*Challenge*.
Extract every line of the listing below, character for character, and leave the pictures out of your answer.

*Information provided*.
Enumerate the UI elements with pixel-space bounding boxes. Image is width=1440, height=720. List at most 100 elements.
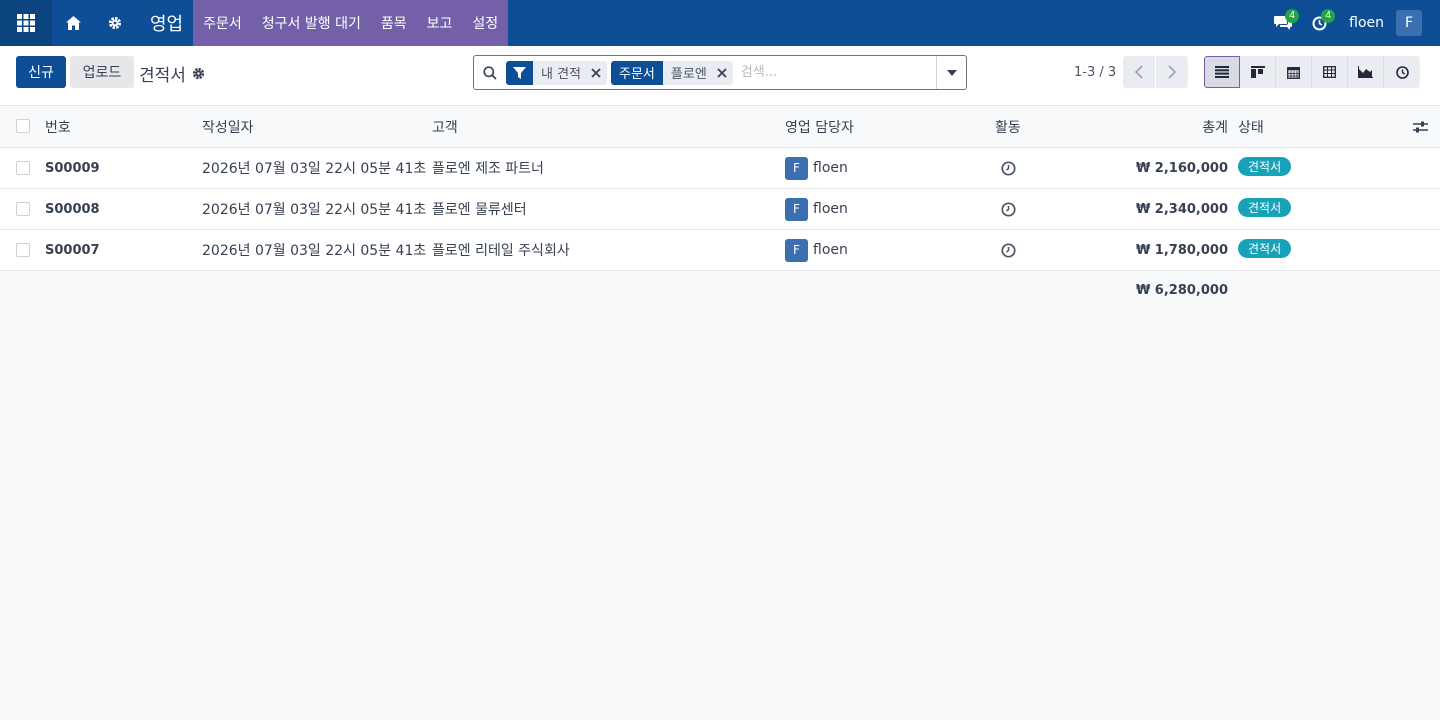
table-row[interactable]: S00007 2026년 07월 03일 22시 05분 41초 플로엔 리테일… — [0, 230, 1440, 271]
app-brand[interactable]: 영업 — [136, 0, 193, 46]
search-facet-filter: 내 견적 — [506, 60, 608, 85]
avatar: F — [785, 156, 808, 180]
filter-icon — [513, 66, 526, 79]
facet-orders-tag: 주문서 — [611, 60, 663, 85]
order-total: ₩ 2,340,000 — [1135, 201, 1228, 217]
list-view-button[interactable] — [1204, 56, 1240, 88]
app-name: 영업 — [150, 14, 184, 35]
order-date: 2026년 07월 03일 22시 05분 41초 — [202, 161, 427, 177]
facet-filter-value: 내 견적 — [533, 60, 608, 85]
messages-button[interactable]: 4 — [1265, 0, 1301, 46]
remove-facet-button[interactable] — [717, 67, 727, 78]
clock-icon — [1000, 201, 1016, 217]
search-facet-orders: 주문서 플로엔 — [611, 60, 733, 85]
order-number: S00007 — [45, 242, 100, 258]
order-number: S00009 — [45, 160, 100, 176]
salesperson-name: floen — [813, 160, 848, 176]
facet-filter-tag — [506, 60, 533, 85]
search-options-toggle[interactable] — [936, 56, 966, 89]
graph-view-button[interactable] — [1348, 56, 1384, 88]
remove-facet-button[interactable] — [591, 67, 601, 78]
home-button[interactable] — [52, 0, 94, 46]
state-cell: 견적서 — [1238, 230, 1292, 270]
top-navbar: 영업 주문서 청구서 발행 대기 품목 보고 설정 4 4 floen F — [0, 0, 1440, 46]
menu-item-products[interactable]: 품목 — [371, 0, 417, 46]
activities-button[interactable]: 4 — [1301, 0, 1337, 46]
order-total: ₩ 2,160,000 — [1135, 160, 1228, 176]
pivot-view-button[interactable] — [1312, 56, 1348, 88]
order-date: 2026년 07월 03일 22시 05분 41초 — [202, 202, 427, 218]
kanban-view-button[interactable] — [1240, 56, 1276, 88]
new-button[interactable]: 신규 — [16, 56, 66, 88]
clock-icon — [1000, 160, 1016, 176]
optional-columns-toggle[interactable] — [1413, 106, 1428, 147]
search-icon — [474, 65, 506, 80]
view-switcher — [1204, 56, 1420, 88]
search-input[interactable] — [736, 58, 936, 87]
salesperson: F floen — [785, 230, 848, 270]
sliders-icon — [1413, 121, 1428, 132]
table-row[interactable]: S00009 2026년 07월 03일 22시 05분 41초 플로엔 제조 … — [0, 148, 1440, 189]
avatar: F — [785, 197, 808, 221]
column-header-date[interactable]: 작성일자 — [202, 106, 254, 147]
column-header-activity[interactable]: 활동 — [995, 106, 1021, 147]
row-checkbox[interactable] — [16, 243, 30, 257]
app-menu: 주문서 청구서 발행 대기 품목 보고 설정 — [193, 0, 509, 46]
grand-total: ₩ 6,280,000 — [1135, 283, 1228, 298]
chevron-right-icon — [1168, 65, 1176, 79]
control-panel: 신규 업로드 견적서 내 견적 주문서 플로엔 검색... 1-3 / 3 — [0, 46, 1440, 106]
user-name[interactable]: floen — [1349, 15, 1384, 31]
status-badge: 견적서 — [1238, 197, 1292, 217]
gear-icon[interactable] — [192, 67, 205, 80]
table-footer: ₩ 6,280,000 — [0, 271, 1440, 311]
select-all-checkbox[interactable] — [16, 119, 30, 133]
customer-name: 플로엔 리테일 주식회사 — [432, 243, 570, 259]
column-header-total[interactable]: 총계 — [1202, 106, 1228, 147]
breadcrumb: 견적서 — [139, 61, 205, 86]
menu-item-reporting[interactable]: 보고 — [417, 0, 463, 46]
table-header: 번호 작성일자 고객 영업 담당자 활동 총계 상태 — [0, 106, 1440, 148]
calendar-icon — [1287, 66, 1300, 79]
facet-orders-label: 플로엔 — [670, 67, 707, 82]
caret-down-icon — [946, 69, 957, 76]
menu-item-configuration[interactable]: 설정 — [462, 0, 508, 46]
gear-icon — [108, 16, 122, 30]
pager-next-button[interactable] — [1156, 56, 1188, 88]
user-avatar[interactable]: F — [1396, 10, 1422, 36]
facet-orders-value: 플로엔 — [662, 60, 733, 85]
customer-name: 플로엔 물류센터 — [432, 202, 527, 218]
activities-badge: 4 — [1321, 9, 1336, 23]
pager-previous-button[interactable] — [1123, 56, 1155, 88]
row-checkbox[interactable] — [16, 161, 30, 175]
facet-filter-label: 내 견적 — [541, 67, 582, 82]
activity-view-button[interactable] — [1384, 56, 1420, 88]
row-checkbox[interactable] — [16, 202, 30, 216]
menu-item-orders[interactable]: 주문서 — [193, 0, 252, 46]
chevron-left-icon — [1135, 65, 1143, 79]
calendar-view-button[interactable] — [1276, 56, 1312, 88]
salesperson-name: floen — [813, 201, 848, 217]
activity-button[interactable] — [995, 189, 1021, 229]
apps-menu-button[interactable] — [0, 0, 52, 46]
page-title: 견적서 — [139, 66, 186, 86]
column-header-state[interactable]: 상태 — [1238, 106, 1264, 147]
table-row[interactable]: S00008 2026년 07월 03일 22시 05분 41초 플로엔 물류센… — [0, 189, 1440, 230]
close-icon — [717, 67, 727, 78]
order-total: ₩ 1,780,000 — [1135, 242, 1228, 258]
menu-item-to-invoice[interactable]: 청구서 발행 대기 — [252, 0, 371, 46]
column-header-customer[interactable]: 고객 — [432, 106, 458, 147]
settings-button[interactable] — [94, 0, 136, 46]
list-icon — [1215, 66, 1229, 78]
activity-button[interactable] — [995, 230, 1021, 270]
pager-value[interactable]: 1-3 / 3 — [1074, 65, 1116, 80]
grid-icon — [17, 14, 35, 32]
upload-button[interactable]: 업로드 — [70, 56, 134, 88]
column-header-number[interactable]: 번호 — [45, 106, 71, 147]
activity-button[interactable] — [995, 148, 1021, 188]
salesperson: F floen — [785, 189, 848, 229]
salesperson: F floen — [785, 148, 848, 188]
home-icon — [65, 16, 81, 30]
clock-icon — [1395, 65, 1409, 79]
close-icon — [591, 67, 601, 78]
column-header-salesperson[interactable]: 영업 담당자 — [785, 106, 854, 147]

*Task response*.
Enumerate the UI elements with pixel-space bounding boxes. Image is width=1440, height=720. List at most 100 elements.
table-row[interactable]: S00007 2026년 07월 03일 22시 05분 41초 플로엔 리테일… — [0, 230, 1440, 271]
app-brand[interactable]: 영업 — [136, 0, 193, 46]
search-facet-filter: 내 견적 — [506, 60, 608, 85]
avatar: F — [785, 156, 808, 180]
filter-icon — [513, 66, 526, 79]
facet-orders-tag: 주문서 — [611, 60, 663, 85]
order-total: ₩ 2,340,000 — [1135, 201, 1228, 217]
list-view-button[interactable] — [1204, 56, 1240, 88]
app-name: 영업 — [150, 14, 184, 35]
order-date: 2026년 07월 03일 22시 05분 41초 — [202, 161, 427, 177]
facet-filter-value: 내 견적 — [533, 60, 608, 85]
messages-button[interactable]: 4 — [1265, 0, 1301, 46]
remove-facet-button[interactable] — [717, 67, 727, 78]
clock-icon — [1000, 201, 1016, 217]
search-facet-orders: 주문서 플로엔 — [611, 60, 733, 85]
order-number: S00007 — [45, 242, 100, 258]
order-number: S00009 — [45, 160, 100, 176]
salesperson-name: floen — [813, 160, 848, 176]
facet-filter-tag — [506, 60, 533, 85]
search-options-toggle[interactable] — [936, 56, 966, 89]
graph-view-button[interactable] — [1348, 56, 1384, 88]
remove-facet-button[interactable] — [591, 67, 601, 78]
home-button[interactable] — [52, 0, 94, 46]
state-cell: 견적서 — [1238, 230, 1292, 270]
top-navbar: 영업 주문서 청구서 발행 대기 품목 보고 설정 4 4 floen F — [0, 0, 1440, 46]
menu-item-products[interactable]: 품목 — [371, 0, 417, 46]
activities-button[interactable]: 4 — [1301, 0, 1337, 46]
order-total: ₩ 2,160,000 — [1135, 160, 1228, 176]
pivot-view-button[interactable] — [1312, 56, 1348, 88]
order-date: 2026년 07월 03일 22시 05분 41초 — [202, 202, 427, 218]
kanban-view-button[interactable] — [1240, 56, 1276, 88]
new-button[interactable]: 신규 — [16, 56, 66, 88]
clock-icon — [1000, 160, 1016, 176]
optional-columns-toggle[interactable] — [1413, 106, 1428, 147]
search-icon — [474, 65, 506, 80]
view-switcher — [1204, 56, 1420, 88]
search-input[interactable] — [736, 58, 936, 87]
salesperson: F floen — [785, 230, 848, 270]
sliders-icon — [1413, 121, 1428, 132]
table-row[interactable]: S00009 2026년 07월 03일 22시 05분 41초 플로엔 제조 … — [0, 148, 1440, 189]
avatar: F — [785, 197, 808, 221]
column-header-date[interactable]: 작성일자 — [202, 106, 254, 147]
column-header-activity[interactable]: 활동 — [995, 106, 1021, 147]
row-checkbox[interactable] — [16, 243, 30, 257]
app-menu: 주문서 청구서 발행 대기 품목 보고 설정 — [193, 0, 509, 46]
grand-total: ₩ 6,280,000 — [1135, 283, 1228, 298]
chevron-right-icon — [1168, 65, 1176, 79]
control-panel: 신규 업로드 견적서 내 견적 주문서 플로엔 검색... 1-3 / 3 — [0, 46, 1440, 106]
user-name[interactable]: floen — [1349, 15, 1384, 31]
status-badge: 견적서 — [1238, 197, 1292, 217]
gear-icon[interactable] — [192, 67, 205, 80]
table-footer: ₩ 6,280,000 — [0, 271, 1440, 311]
select-all-checkbox[interactable] — [16, 119, 30, 133]
customer-name: 플로엔 리테일 주식회사 — [432, 243, 570, 259]
column-header-total[interactable]: 총계 — [1202, 106, 1228, 147]
breadcrumb: 견적서 — [139, 61, 205, 86]
menu-item-reporting[interactable]: 보고 — [417, 0, 463, 46]
table-header: 번호 작성일자 고객 영업 담당자 활동 총계 상태 — [0, 106, 1440, 148]
calendar-icon — [1287, 66, 1300, 79]
facet-orders-label: 플로엔 — [670, 67, 707, 82]
caret-down-icon — [946, 69, 957, 76]
menu-item-configuration[interactable]: 설정 — [462, 0, 508, 46]
gear-icon — [108, 16, 122, 30]
pager-next-button[interactable] — [1156, 56, 1188, 88]
user-avatar[interactable]: F — [1396, 10, 1422, 36]
facet-orders-value: 플로엔 — [662, 60, 733, 85]
customer-name: 플로엔 물류센터 — [432, 202, 527, 218]
activities-badge: 4 — [1321, 9, 1336, 23]
pager-previous-button[interactable] — [1123, 56, 1155, 88]
row-checkbox[interactable] — [16, 161, 30, 175]
facet-filter-label: 내 견적 — [541, 67, 582, 82]
activity-view-button[interactable] — [1384, 56, 1420, 88]
row-checkbox[interactable] — [16, 202, 30, 216]
menu-item-orders[interactable]: 주문서 — [193, 0, 252, 46]
chevron-left-icon — [1135, 65, 1143, 79]
calendar-view-button[interactable] — [1276, 56, 1312, 88]
salesperson-name: floen — [813, 201, 848, 217]
activity-button[interactable] — [995, 189, 1021, 229]
apps-menu-button[interactable] — [0, 0, 52, 46]
page-title: 견적서 — [139, 66, 186, 86]
column-header-state[interactable]: 상태 — [1238, 106, 1264, 147]
table-row[interactable]: S00008 2026년 07월 03일 22시 05분 41초 플로엔 물류센… — [0, 189, 1440, 230]
close-icon — [717, 67, 727, 78]
order-total: ₩ 1,780,000 — [1135, 242, 1228, 258]
menu-item-to-invoice[interactable]: 청구서 발행 대기 — [252, 0, 371, 46]
column-header-customer[interactable]: 고객 — [432, 106, 458, 147]
settings-button[interactable] — [94, 0, 136, 46]
list-icon — [1215, 66, 1229, 78]
activity-button[interactable] — [995, 230, 1021, 270]
pager-value[interactable]: 1-3 / 3 — [1074, 65, 1116, 80]
grid-icon — [17, 14, 35, 32]
upload-button[interactable]: 업로드 — [70, 56, 134, 88]
column-header-number[interactable]: 번호 — [45, 106, 71, 147]
activity-button[interactable] — [995, 148, 1021, 188]
salesperson: F floen — [785, 189, 848, 229]
salesperson: F floen — [785, 148, 848, 188]
home-icon — [65, 16, 81, 30]
clock-icon — [1395, 65, 1409, 79]
close-icon — [591, 67, 601, 78]
column-header-salesperson[interactable]: 영업 담당자 — [785, 106, 854, 147]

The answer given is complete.